> **The exercise**: Skip the pictures and quote all of the lines exactly.

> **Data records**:
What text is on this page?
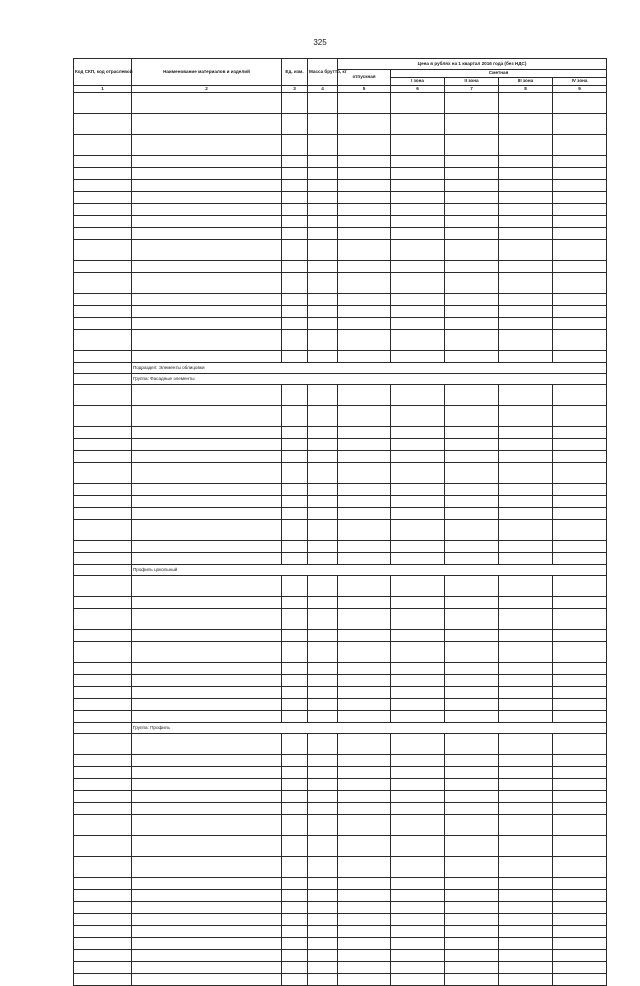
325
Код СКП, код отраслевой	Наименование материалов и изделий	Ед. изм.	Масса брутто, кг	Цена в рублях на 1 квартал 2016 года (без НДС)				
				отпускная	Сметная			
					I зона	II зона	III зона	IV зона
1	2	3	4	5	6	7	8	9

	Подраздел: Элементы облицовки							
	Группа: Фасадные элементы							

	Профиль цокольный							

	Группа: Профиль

> **Solution to the exercise**:
What text is on this page?
325
Код СКП, код отраслевой	Наименование материалов и изделий	Ед. изм.	Масса брутто, кг	Цена в рублях на 1 квартал 2016 года (без НДС)				
				отпускная	Сметная			
					I зона	II зона	III зона	IV зона
1	2	3	4	5	6	7	8	9

	Подраздел: Элементы облицовки							
	Группа: Фасадные элементы							

	Профиль цокольный							

	Группа: Профиль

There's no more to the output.